**Task description**
Please print all of the material below, word for word.

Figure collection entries
________________________________________

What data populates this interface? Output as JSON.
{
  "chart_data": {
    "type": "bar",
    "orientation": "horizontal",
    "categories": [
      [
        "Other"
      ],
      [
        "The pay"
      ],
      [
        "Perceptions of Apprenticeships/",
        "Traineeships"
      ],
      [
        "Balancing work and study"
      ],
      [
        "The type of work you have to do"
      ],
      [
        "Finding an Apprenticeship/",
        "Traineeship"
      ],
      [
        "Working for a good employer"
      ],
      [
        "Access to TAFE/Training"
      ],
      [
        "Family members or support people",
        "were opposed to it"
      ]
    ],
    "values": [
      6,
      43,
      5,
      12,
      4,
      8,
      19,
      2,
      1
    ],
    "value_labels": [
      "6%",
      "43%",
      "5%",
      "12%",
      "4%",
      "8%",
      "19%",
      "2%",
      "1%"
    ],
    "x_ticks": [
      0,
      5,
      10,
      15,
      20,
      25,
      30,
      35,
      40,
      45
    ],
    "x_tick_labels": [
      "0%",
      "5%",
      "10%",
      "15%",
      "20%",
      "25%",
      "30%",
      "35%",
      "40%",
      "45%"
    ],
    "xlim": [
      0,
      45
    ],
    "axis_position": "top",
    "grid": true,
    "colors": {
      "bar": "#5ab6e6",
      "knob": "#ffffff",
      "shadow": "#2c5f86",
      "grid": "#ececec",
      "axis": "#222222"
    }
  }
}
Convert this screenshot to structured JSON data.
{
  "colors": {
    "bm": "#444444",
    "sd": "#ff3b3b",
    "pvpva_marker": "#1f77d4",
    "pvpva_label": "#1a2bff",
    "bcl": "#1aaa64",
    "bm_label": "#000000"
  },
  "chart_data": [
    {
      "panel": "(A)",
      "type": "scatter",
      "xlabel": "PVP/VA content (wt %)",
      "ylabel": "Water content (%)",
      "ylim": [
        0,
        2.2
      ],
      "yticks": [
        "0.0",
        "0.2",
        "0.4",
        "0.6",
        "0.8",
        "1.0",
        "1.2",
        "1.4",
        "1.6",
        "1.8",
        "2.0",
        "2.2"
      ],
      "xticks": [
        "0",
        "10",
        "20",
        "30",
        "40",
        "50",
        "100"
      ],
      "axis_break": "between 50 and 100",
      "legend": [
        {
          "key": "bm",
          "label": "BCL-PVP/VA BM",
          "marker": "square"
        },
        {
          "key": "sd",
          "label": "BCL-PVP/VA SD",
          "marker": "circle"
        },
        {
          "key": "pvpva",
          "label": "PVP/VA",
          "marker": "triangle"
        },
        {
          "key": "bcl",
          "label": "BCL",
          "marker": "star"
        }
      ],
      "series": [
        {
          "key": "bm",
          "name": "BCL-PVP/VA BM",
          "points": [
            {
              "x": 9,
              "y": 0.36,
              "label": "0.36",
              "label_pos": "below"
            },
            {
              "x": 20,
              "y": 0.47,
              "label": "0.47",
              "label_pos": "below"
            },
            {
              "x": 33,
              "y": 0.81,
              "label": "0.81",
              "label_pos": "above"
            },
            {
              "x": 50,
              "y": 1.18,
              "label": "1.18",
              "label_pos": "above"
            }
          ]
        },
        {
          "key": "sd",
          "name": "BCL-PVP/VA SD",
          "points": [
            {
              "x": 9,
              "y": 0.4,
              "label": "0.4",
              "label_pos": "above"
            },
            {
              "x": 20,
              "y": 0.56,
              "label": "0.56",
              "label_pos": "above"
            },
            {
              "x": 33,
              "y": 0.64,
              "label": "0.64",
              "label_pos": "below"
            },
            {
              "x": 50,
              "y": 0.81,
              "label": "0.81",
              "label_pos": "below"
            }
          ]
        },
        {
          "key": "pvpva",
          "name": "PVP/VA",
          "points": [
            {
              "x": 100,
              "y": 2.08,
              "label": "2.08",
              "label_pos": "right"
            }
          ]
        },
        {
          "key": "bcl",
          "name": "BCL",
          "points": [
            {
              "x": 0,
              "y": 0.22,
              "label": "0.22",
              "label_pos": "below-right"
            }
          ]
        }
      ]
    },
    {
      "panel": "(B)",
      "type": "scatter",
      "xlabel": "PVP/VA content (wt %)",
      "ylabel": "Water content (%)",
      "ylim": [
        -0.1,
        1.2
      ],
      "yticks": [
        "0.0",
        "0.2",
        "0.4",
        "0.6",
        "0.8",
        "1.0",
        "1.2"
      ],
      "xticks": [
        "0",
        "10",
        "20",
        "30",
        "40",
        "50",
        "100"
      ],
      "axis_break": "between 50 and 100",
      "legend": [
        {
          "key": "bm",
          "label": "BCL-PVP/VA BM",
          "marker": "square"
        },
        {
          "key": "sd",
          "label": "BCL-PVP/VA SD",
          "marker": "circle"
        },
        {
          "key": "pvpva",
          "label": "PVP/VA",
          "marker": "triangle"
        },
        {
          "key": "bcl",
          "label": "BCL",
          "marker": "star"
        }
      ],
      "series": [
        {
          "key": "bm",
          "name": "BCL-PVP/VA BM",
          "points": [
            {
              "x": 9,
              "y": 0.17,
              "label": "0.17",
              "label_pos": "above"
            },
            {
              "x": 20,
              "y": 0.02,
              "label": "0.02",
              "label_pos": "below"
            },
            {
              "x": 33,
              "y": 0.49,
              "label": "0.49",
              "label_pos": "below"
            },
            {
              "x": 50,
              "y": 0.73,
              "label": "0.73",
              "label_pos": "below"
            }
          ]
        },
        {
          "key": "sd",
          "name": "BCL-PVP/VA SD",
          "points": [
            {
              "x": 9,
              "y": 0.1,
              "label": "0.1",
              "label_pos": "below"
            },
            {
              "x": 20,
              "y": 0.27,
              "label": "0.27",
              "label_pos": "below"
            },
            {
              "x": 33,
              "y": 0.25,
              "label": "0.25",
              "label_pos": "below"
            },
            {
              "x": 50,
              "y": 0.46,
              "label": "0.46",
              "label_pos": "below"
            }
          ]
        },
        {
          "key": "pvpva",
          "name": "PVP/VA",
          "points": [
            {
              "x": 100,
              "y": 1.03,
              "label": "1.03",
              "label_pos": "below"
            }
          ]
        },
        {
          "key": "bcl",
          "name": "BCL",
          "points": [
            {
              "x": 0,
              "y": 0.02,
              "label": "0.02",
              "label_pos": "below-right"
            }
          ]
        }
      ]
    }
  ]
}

________________________________________

**Problem solution**
What data populates this interface? Output as JSON.
{
  "chart_data": {
    "type": "bar",
    "orientation": "horizontal",
    "categories": [
      [
        "Other"
      ],
      [
        "The pay"
      ],
      [
        "Perceptions of Apprenticeships/",
        "Traineeships"
      ],
      [
        "Balancing work and study"
      ],
      [
        "The type of work you have to do"
      ],
      [
        "Finding an Apprenticeship/",
        "Traineeship"
      ],
      [
        "Working for a good employer"
      ],
      [
        "Access to TAFE/Training"
      ],
      [
        "Family members or support people",
        "were opposed to it"
      ]
    ],
    "values": [
      6,
      43,
      5,
      12,
      4,
      8,
      19,
      2,
      1
    ],
    "value_labels": [
      "6%",
      "43%",
      "5%",
      "12%",
      "4%",
      "8%",
      "19%",
      "2%",
      "1%"
    ],
    "x_ticks": [
      0,
      5,
      10,
      15,
      20,
      25,
      30,
      35,
      40,
      45
    ],
    "x_tick_labels": [
      "0%",
      "5%",
      "10%",
      "15%",
      "20%",
      "25%",
      "30%",
      "35%",
      "40%",
      "45%"
    ],
    "xlim": [
      0,
      45
    ],
    "axis_position": "top",
    "grid": true,
    "colors": {
      "bar": "#5ab6e6",
      "knob": "#ffffff",
      "shadow": "#2c5f86",
      "grid": "#ececec",
      "axis": "#222222"
    }
  }
}
Convert this screenshot to structured JSON data.
{
  "colors": {
    "bm": "#444444",
    "sd": "#ff3b3b",
    "pvpva_marker": "#1f77d4",
    "pvpva_label": "#1a2bff",
    "bcl": "#1aaa64",
    "bm_label": "#000000"
  },
  "chart_data": [
    {
      "panel": "(A)",
      "type": "scatter",
      "xlabel": "PVP/VA content (wt %)",
      "ylabel": "Water content (%)",
      "ylim": [
        0,
        2.2
      ],
      "yticks": [
        "0.0",
        "0.2",
        "0.4",
        "0.6",
        "0.8",
        "1.0",
        "1.2",
        "1.4",
        "1.6",
        "1.8",
        "2.0",
        "2.2"
      ],
      "xticks": [
        "0",
        "10",
        "20",
        "30",
        "40",
        "50",
        "100"
      ],
      "axis_break": "between 50 and 100",
      "legend": [
        {
          "key": "bm",
          "label": "BCL-PVP/VA BM",
          "marker": "square"
        },
        {
          "key": "sd",
          "label": "BCL-PVP/VA SD",
          "marker": "circle"
        },
        {
          "key": "pvpva",
          "label": "PVP/VA",
          "marker": "triangle"
        },
        {
          "key": "bcl",
          "label": "BCL",
          "marker": "star"
        }
      ],
      "series": [
        {
          "key": "bm",
          "name": "BCL-PVP/VA BM",
          "points": [
            {
              "x": 9,
              "y": 0.36,
              "label": "0.36",
              "label_pos": "below"
            },
            {
              "x": 20,
              "y": 0.47,
              "label": "0.47",
              "label_pos": "below"
            },
            {
              "x": 33,
              "y": 0.81,
              "label": "0.81",
              "label_pos": "above"
            },
            {
              "x": 50,
              "y": 1.18,
              "label": "1.18",
              "label_pos": "above"
            }
          ]
        },
        {
          "key": "sd",
          "name": "BCL-PVP/VA SD",
          "points": [
            {
              "x": 9,
              "y": 0.4,
              "label": "0.4",
              "label_pos": "above"
            },
            {
              "x": 20,
              "y": 0.56,
              "label": "0.56",
              "label_pos": "above"
            },
            {
              "x": 33,
              "y": 0.64,
              "label": "0.64",
              "label_pos": "below"
            },
            {
              "x": 50,
              "y": 0.81,
              "label": "0.81",
              "label_pos": "below"
            }
          ]
        },
        {
          "key": "pvpva",
          "name": "PVP/VA",
          "points": [
            {
              "x": 100,
              "y": 2.08,
              "label": "2.08",
              "label_pos": "right"
            }
          ]
        },
        {
          "key": "bcl",
          "name": "BCL",
          "points": [
            {
              "x": 0,
              "y": 0.22,
              "label": "0.22",
              "label_pos": "below-right"
            }
          ]
        }
      ]
    },
    {
      "panel": "(B)",
      "type": "scatter",
      "xlabel": "PVP/VA content (wt %)",
      "ylabel": "Water content (%)",
      "ylim": [
        -0.1,
        1.2
      ],
      "yticks": [
        "0.0",
        "0.2",
        "0.4",
        "0.6",
        "0.8",
        "1.0",
        "1.2"
      ],
      "xticks": [
        "0",
        "10",
        "20",
        "30",
        "40",
        "50",
        "100"
      ],
      "axis_break": "between 50 and 100",
      "legend": [
        {
          "key": "bm",
          "label": "BCL-PVP/VA BM",
          "marker": "square"
        },
        {
          "key": "sd",
          "label": "BCL-PVP/VA SD",
          "marker": "circle"
        },
        {
          "key": "pvpva",
          "label": "PVP/VA",
          "marker": "triangle"
        },
        {
          "key": "bcl",
          "label": "BCL",
          "marker": "star"
        }
      ],
      "series": [
        {
          "key": "bm",
          "name": "BCL-PVP/VA BM",
          "points": [
            {
              "x": 9,
              "y": 0.17,
              "label": "0.17",
              "label_pos": "above"
            },
            {
              "x": 20,
              "y": 0.02,
              "label": "0.02",
              "label_pos": "below"
            },
            {
              "x": 33,
              "y": 0.49,
              "label": "0.49",
              "label_pos": "below"
            },
            {
              "x": 50,
              "y": 0.73,
              "label": "0.73",
              "label_pos": "below"
            }
          ]
        },
        {
          "key": "sd",
          "name": "BCL-PVP/VA SD",
          "points": [
            {
              "x": 9,
              "y": 0.1,
              "label": "0.1",
              "label_pos": "below"
            },
            {
              "x": 20,
              "y": 0.27,
              "label": "0.27",
              "label_pos": "below"
            },
            {
              "x": 33,
              "y": 0.25,
              "label": "0.25",
              "label_pos": "below"
            },
            {
              "x": 50,
              "y": 0.46,
              "label": "0.46",
              "label_pos": "below"
            }
          ]
        },
        {
          "key": "pvpva",
          "name": "PVP/VA",
          "points": [
            {
              "x": 100,
              "y": 1.03,
              "label": "1.03",
              "label_pos": "below"
            }
          ]
        },
        {
          "key": "bcl",
          "name": "BCL",
          "points": [
            {
              "x": 0,
              "y": 0.02,
              "label": "0.02",
              "label_pos": "below-right"
            }
          ]
        }
      ]
    }
  ]
}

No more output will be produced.